SOURCE DATA:
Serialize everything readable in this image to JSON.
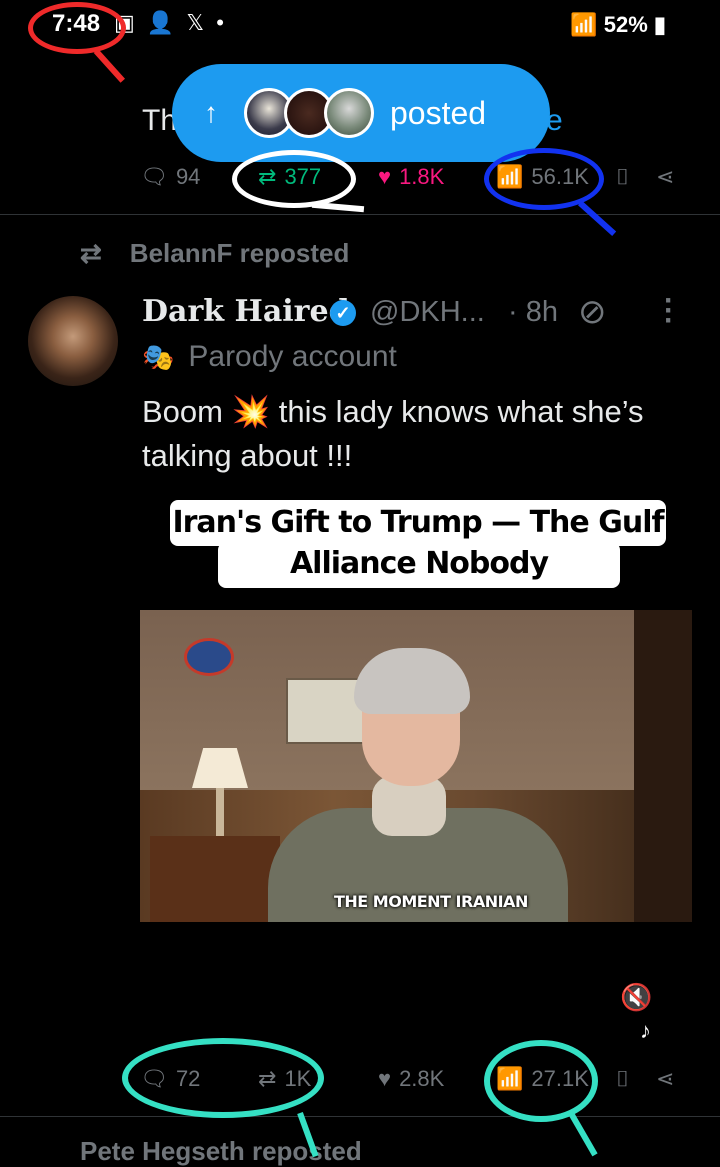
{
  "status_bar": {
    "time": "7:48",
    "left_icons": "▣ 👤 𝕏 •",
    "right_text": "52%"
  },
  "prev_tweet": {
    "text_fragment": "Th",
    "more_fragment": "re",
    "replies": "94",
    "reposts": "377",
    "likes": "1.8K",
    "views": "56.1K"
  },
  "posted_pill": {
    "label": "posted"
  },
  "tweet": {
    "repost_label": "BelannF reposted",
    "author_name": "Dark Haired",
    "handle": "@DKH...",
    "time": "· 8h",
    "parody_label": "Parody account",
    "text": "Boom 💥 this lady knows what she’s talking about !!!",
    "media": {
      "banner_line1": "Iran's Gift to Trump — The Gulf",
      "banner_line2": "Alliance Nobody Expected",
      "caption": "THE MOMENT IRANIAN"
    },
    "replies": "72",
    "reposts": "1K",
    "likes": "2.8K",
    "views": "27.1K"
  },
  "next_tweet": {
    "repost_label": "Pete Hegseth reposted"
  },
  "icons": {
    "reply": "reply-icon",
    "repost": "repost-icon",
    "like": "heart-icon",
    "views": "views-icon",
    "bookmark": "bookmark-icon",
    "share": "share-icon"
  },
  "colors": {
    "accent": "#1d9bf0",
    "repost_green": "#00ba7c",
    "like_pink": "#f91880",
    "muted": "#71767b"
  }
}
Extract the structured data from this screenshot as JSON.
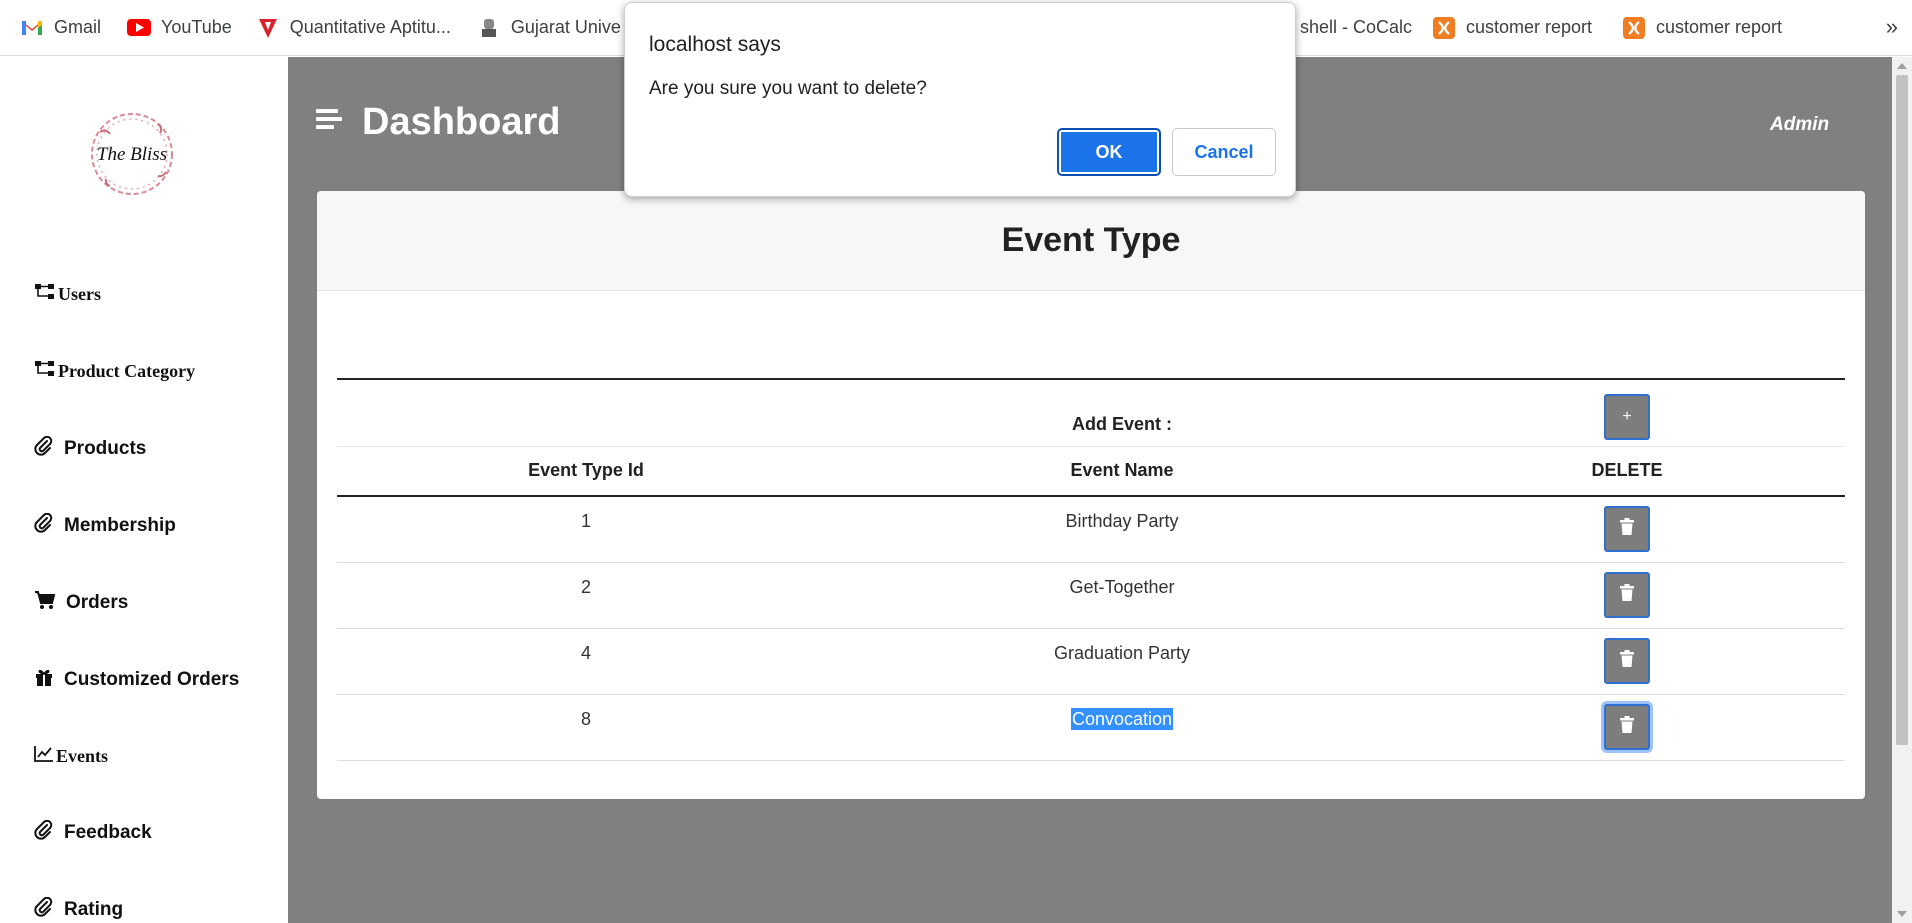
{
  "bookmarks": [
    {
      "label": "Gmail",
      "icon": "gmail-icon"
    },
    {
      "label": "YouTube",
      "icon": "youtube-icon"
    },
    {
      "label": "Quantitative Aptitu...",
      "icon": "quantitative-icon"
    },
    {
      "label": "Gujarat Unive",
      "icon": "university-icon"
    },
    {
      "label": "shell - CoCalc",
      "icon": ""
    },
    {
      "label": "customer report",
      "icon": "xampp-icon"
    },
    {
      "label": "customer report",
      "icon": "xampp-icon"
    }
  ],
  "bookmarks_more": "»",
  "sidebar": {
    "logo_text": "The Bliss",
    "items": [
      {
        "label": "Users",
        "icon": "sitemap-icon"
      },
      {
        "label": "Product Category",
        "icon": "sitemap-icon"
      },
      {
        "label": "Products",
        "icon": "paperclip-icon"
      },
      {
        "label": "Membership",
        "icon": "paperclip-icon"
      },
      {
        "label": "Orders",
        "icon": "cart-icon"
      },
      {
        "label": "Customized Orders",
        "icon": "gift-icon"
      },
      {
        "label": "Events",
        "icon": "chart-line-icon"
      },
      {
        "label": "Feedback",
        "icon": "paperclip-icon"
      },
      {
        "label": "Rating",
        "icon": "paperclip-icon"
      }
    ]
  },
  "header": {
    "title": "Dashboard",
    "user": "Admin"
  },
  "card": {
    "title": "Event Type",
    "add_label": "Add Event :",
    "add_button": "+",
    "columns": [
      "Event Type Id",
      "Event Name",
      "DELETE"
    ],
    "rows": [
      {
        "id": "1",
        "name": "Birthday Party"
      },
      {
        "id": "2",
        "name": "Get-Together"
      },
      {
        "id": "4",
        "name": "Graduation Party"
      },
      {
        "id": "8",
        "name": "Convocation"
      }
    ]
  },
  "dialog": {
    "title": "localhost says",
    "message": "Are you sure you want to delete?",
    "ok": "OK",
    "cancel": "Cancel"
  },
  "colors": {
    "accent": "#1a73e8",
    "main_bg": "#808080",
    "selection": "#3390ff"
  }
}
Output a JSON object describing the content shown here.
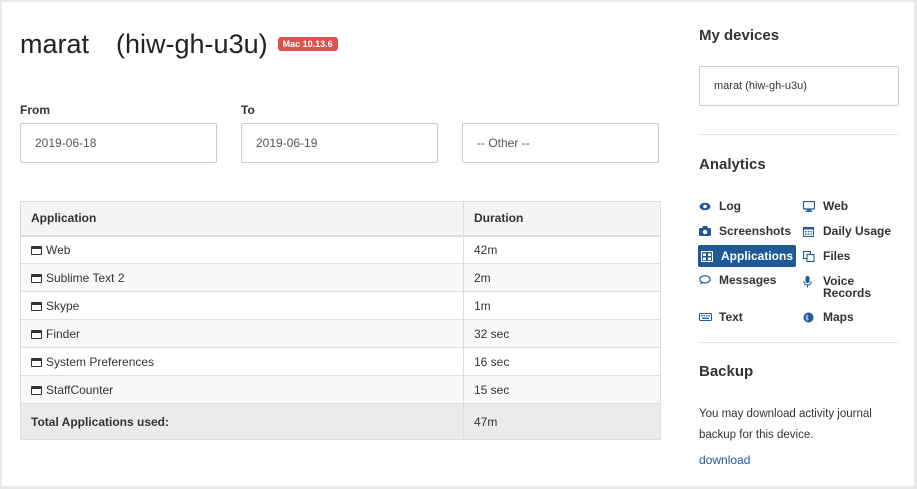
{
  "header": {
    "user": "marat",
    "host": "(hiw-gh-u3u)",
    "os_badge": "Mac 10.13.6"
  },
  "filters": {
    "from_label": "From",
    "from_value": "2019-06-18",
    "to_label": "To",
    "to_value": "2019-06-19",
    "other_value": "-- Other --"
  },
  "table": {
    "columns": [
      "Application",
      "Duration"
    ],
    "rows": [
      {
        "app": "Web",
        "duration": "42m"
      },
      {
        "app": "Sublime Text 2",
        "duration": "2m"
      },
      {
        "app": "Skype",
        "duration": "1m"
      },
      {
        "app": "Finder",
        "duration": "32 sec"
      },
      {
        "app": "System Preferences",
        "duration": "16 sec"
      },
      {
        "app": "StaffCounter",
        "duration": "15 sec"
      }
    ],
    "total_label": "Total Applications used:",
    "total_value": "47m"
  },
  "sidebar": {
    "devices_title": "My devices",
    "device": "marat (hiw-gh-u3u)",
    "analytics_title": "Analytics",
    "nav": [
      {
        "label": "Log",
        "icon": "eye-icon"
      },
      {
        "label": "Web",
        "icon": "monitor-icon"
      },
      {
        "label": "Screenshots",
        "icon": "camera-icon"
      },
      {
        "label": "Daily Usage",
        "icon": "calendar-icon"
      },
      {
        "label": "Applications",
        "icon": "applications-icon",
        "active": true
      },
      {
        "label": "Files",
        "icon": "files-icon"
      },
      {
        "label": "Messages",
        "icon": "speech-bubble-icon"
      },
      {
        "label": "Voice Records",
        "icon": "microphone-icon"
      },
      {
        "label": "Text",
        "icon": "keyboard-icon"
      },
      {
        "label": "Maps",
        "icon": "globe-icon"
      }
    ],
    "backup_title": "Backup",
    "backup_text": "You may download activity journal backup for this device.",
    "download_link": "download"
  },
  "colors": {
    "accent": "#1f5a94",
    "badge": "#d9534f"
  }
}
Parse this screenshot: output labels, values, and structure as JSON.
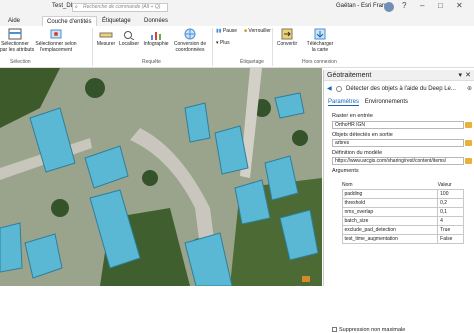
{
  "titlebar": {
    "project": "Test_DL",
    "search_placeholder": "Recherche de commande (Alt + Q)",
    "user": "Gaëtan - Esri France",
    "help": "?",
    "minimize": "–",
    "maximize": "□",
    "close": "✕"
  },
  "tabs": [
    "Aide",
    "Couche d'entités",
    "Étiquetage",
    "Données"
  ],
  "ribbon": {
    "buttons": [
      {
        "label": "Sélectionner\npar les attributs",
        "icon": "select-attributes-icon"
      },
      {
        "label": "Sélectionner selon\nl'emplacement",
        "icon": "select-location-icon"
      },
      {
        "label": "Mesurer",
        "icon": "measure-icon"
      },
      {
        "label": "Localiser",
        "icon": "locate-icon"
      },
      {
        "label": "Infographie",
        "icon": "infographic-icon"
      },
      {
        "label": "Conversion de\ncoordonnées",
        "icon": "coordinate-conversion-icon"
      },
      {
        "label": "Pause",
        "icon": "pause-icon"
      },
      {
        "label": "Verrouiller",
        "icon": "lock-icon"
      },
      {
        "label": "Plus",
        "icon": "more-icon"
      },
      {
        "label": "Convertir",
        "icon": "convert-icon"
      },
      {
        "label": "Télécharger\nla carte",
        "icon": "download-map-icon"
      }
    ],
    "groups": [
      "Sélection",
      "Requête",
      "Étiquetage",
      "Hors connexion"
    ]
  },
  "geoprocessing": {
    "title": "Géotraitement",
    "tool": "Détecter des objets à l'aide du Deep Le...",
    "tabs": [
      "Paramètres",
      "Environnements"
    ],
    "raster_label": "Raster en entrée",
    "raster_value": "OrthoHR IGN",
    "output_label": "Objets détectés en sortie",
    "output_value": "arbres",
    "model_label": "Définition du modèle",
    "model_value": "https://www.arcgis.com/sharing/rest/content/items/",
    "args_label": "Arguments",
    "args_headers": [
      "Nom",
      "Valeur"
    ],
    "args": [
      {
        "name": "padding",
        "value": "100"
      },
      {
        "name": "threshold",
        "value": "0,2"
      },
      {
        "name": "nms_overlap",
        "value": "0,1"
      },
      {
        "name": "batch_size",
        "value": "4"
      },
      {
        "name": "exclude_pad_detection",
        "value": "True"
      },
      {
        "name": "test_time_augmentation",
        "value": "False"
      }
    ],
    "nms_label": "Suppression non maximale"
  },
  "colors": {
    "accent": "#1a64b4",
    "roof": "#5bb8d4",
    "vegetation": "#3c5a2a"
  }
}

TASK BRIEF: Transcribe the records word for word and include no pictures.

ANSWER:
Serialize everything readable in this image to JSON.
{
  "status_bar": {
    "time": "7:48",
    "left_icons": "▣ 👤 𝕏 •",
    "right_text": "52%"
  },
  "prev_tweet": {
    "text_fragment": "Th",
    "more_fragment": "re",
    "replies": "94",
    "reposts": "377",
    "likes": "1.8K",
    "views": "56.1K"
  },
  "posted_pill": {
    "label": "posted"
  },
  "tweet": {
    "repost_label": "BelannF reposted",
    "author_name": "Dark Haired",
    "handle": "@DKH...",
    "time": "· 8h",
    "parody_label": "Parody account",
    "text": "Boom 💥 this lady knows what she’s talking about !!!",
    "media": {
      "banner_line1": "Iran's Gift to Trump — The Gulf",
      "banner_line2": "Alliance Nobody Expected",
      "caption": "THE MOMENT IRANIAN"
    },
    "replies": "72",
    "reposts": "1K",
    "likes": "2.8K",
    "views": "27.1K"
  },
  "next_tweet": {
    "repost_label": "Pete Hegseth reposted"
  },
  "icons": {
    "reply": "reply-icon",
    "repost": "repost-icon",
    "like": "heart-icon",
    "views": "views-icon",
    "bookmark": "bookmark-icon",
    "share": "share-icon"
  },
  "colors": {
    "accent": "#1d9bf0",
    "repost_green": "#00ba7c",
    "like_pink": "#f91880",
    "muted": "#71767b"
  }
}
Extract the structured data from this screenshot as JSON.
{
  "bookmarks": [
    {
      "label": "Gmail",
      "icon": "gmail-icon"
    },
    {
      "label": "YouTube",
      "icon": "youtube-icon"
    },
    {
      "label": "Quantitative Aptitu...",
      "icon": "quantitative-icon"
    },
    {
      "label": "Gujarat Unive",
      "icon": "university-icon"
    },
    {
      "label": "shell - CoCalc",
      "icon": ""
    },
    {
      "label": "customer report",
      "icon": "xampp-icon"
    },
    {
      "label": "customer report",
      "icon": "xampp-icon"
    }
  ],
  "bookmarks_more": "»",
  "sidebar": {
    "logo_text": "The Bliss",
    "items": [
      {
        "label": "Users",
        "icon": "sitemap-icon"
      },
      {
        "label": "Product Category",
        "icon": "sitemap-icon"
      },
      {
        "label": "Products",
        "icon": "paperclip-icon"
      },
      {
        "label": "Membership",
        "icon": "paperclip-icon"
      },
      {
        "label": "Orders",
        "icon": "cart-icon"
      },
      {
        "label": "Customized Orders",
        "icon": "gift-icon"
      },
      {
        "label": "Events",
        "icon": "chart-line-icon"
      },
      {
        "label": "Feedback",
        "icon": "paperclip-icon"
      },
      {
        "label": "Rating",
        "icon": "paperclip-icon"
      }
    ]
  },
  "header": {
    "title": "Dashboard",
    "user": "Admin"
  },
  "card": {
    "title": "Event Type",
    "add_label": "Add Event :",
    "add_button": "+",
    "columns": [
      "Event Type Id",
      "Event Name",
      "DELETE"
    ],
    "rows": [
      {
        "id": "1",
        "name": "Birthday Party"
      },
      {
        "id": "2",
        "name": "Get-Together"
      },
      {
        "id": "4",
        "name": "Graduation Party"
      },
      {
        "id": "8",
        "name": "Convocation"
      }
    ]
  },
  "dialog": {
    "title": "localhost says",
    "message": "Are you sure you want to delete?",
    "ok": "OK",
    "cancel": "Cancel"
  },
  "colors": {
    "accent": "#1a73e8",
    "main_bg": "#808080",
    "selection": "#3390ff"
  }
}
Output a JSON object describing the content shown here.
{
  "header": {
    "user": "marat",
    "host": "(hiw-gh-u3u)",
    "os_badge": "Mac 10.13.6"
  },
  "filters": {
    "from_label": "From",
    "from_value": "2019-06-18",
    "to_label": "To",
    "to_value": "2019-06-19",
    "other_value": "-- Other --"
  },
  "table": {
    "columns": [
      "Application",
      "Duration"
    ],
    "rows": [
      {
        "app": "Web",
        "duration": "42m"
      },
      {
        "app": "Sublime Text 2",
        "duration": "2m"
      },
      {
        "app": "Skype",
        "duration": "1m"
      },
      {
        "app": "Finder",
        "duration": "32 sec"
      },
      {
        "app": "System Preferences",
        "duration": "16 sec"
      },
      {
        "app": "StaffCounter",
        "duration": "15 sec"
      }
    ],
    "total_label": "Total Applications used:",
    "total_value": "47m"
  },
  "sidebar": {
    "devices_title": "My devices",
    "device": "marat (hiw-gh-u3u)",
    "analytics_title": "Analytics",
    "nav": [
      {
        "label": "Log",
        "icon": "eye-icon"
      },
      {
        "label": "Web",
        "icon": "monitor-icon"
      },
      {
        "label": "Screenshots",
        "icon": "camera-icon"
      },
      {
        "label": "Daily Usage",
        "icon": "calendar-icon"
      },
      {
        "label": "Applications",
        "icon": "applications-icon",
        "active": true
      },
      {
        "label": "Files",
        "icon": "files-icon"
      },
      {
        "label": "Messages",
        "icon": "speech-bubble-icon"
      },
      {
        "label": "Voice Records",
        "icon": "microphone-icon"
      },
      {
        "label": "Text",
        "icon": "keyboard-icon"
      },
      {
        "label": "Maps",
        "icon": "globe-icon"
      }
    ],
    "backup_title": "Backup",
    "backup_text": "You may download activity journal backup for this device.",
    "download_link": "download"
  },
  "colors": {
    "accent": "#1f5a94",
    "badge": "#d9534f"
  }
}
Parse this screenshot: output labels, values, and structure as JSON.
{
  "titlebar": {
    "project": "Test_DL",
    "search_placeholder": "Recherche de commande (Alt + Q)",
    "user": "Gaëtan - Esri France",
    "help": "?",
    "minimize": "–",
    "maximize": "□",
    "close": "✕"
  },
  "tabs": [
    "Aide",
    "Couche d'entités",
    "Étiquetage",
    "Données"
  ],
  "ribbon": {
    "buttons": [
      {
        "label": "Sélectionner\npar les attributs",
        "icon": "select-attributes-icon"
      },
      {
        "label": "Sélectionner selon\nl'emplacement",
        "icon": "select-location-icon"
      },
      {
        "label": "Mesurer",
        "icon": "measure-icon"
      },
      {
        "label": "Localiser",
        "icon": "locate-icon"
      },
      {
        "label": "Infographie",
        "icon": "infographic-icon"
      },
      {
        "label": "Conversion de\ncoordonnées",
        "icon": "coordinate-conversion-icon"
      },
      {
        "label": "Pause",
        "icon": "pause-icon"
      },
      {
        "label": "Verrouiller",
        "icon": "lock-icon"
      },
      {
        "label": "Plus",
        "icon": "more-icon"
      },
      {
        "label": "Convertir",
        "icon": "convert-icon"
      },
      {
        "label": "Télécharger\nla carte",
        "icon": "download-map-icon"
      }
    ],
    "groups": [
      "Sélection",
      "Requête",
      "Étiquetage",
      "Hors connexion"
    ]
  },
  "geoprocessing": {
    "title": "Géotraitement",
    "tool": "Détecter des objets à l'aide du Deep Le...",
    "tabs": [
      "Paramètres",
      "Environnements"
    ],
    "raster_label": "Raster en entrée",
    "raster_value": "OrthoHR IGN",
    "output_label": "Objets détectés en sortie",
    "output_value": "arbres",
    "model_label": "Définition du modèle",
    "model_value": "https://www.arcgis.com/sharing/rest/content/items/",
    "args_label": "Arguments",
    "args_headers": [
      "Nom",
      "Valeur"
    ],
    "args": [
      {
        "name": "padding",
        "value": "100"
      },
      {
        "name": "threshold",
        "value": "0,2"
      },
      {
        "name": "nms_overlap",
        "value": "0,1"
      },
      {
        "name": "batch_size",
        "value": "4"
      },
      {
        "name": "exclude_pad_detection",
        "value": "True"
      },
      {
        "name": "test_time_augmentation",
        "value": "False"
      }
    ],
    "nms_label": "Suppression non maximale"
  },
  "colors": {
    "accent": "#1a64b4",
    "roof": "#5bb8d4",
    "vegetation": "#3c5a2a"
  }
}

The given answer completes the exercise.